**Dataset rows:**
####
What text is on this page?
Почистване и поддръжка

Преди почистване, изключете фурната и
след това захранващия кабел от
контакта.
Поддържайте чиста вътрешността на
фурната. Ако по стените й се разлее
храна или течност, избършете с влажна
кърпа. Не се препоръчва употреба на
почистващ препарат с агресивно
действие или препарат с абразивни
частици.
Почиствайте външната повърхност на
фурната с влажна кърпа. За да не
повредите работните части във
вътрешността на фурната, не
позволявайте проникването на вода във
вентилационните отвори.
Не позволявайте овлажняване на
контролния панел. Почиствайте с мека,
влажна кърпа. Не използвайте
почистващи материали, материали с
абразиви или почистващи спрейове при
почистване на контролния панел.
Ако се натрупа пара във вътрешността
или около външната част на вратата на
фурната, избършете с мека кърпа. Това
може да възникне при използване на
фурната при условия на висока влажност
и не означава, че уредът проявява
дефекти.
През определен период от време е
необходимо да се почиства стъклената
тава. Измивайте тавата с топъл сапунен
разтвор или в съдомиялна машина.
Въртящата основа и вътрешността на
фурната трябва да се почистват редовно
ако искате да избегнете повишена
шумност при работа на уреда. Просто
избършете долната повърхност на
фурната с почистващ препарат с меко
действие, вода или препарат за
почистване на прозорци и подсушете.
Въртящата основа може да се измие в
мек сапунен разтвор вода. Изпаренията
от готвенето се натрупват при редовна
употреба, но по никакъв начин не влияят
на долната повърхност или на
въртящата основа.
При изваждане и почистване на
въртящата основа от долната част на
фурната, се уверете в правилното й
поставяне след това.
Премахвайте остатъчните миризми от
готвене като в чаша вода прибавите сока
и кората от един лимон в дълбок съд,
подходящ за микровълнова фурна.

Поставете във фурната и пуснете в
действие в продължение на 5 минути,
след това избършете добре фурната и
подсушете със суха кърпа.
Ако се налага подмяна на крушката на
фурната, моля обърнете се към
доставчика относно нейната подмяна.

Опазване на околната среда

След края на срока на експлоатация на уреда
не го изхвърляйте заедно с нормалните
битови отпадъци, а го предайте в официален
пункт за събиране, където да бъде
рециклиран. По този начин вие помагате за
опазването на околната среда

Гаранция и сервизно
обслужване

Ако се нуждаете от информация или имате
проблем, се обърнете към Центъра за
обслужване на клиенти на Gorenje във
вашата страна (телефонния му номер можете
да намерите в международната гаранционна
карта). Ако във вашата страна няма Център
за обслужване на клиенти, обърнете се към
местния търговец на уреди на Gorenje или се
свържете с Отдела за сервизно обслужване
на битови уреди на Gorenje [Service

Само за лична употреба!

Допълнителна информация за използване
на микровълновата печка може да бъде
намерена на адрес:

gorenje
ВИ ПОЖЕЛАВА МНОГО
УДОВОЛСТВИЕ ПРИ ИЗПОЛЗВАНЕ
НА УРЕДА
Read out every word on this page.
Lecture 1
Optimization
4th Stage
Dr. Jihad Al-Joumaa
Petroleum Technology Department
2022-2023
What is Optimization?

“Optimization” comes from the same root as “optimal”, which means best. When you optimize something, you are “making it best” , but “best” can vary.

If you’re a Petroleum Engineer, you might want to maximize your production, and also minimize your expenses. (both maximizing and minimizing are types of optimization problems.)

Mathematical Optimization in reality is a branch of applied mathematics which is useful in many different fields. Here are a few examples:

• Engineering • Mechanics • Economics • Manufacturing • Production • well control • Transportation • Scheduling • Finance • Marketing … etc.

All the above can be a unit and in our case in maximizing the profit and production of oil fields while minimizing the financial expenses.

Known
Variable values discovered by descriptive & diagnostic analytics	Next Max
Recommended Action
####
**Aim of the exercise:** Search the entries for the word "разтвор", then gather every line that has it.

**Written solution:**
разтвор или в съдомиялна машина.
мек сапунен разтвор вода. Изпаренията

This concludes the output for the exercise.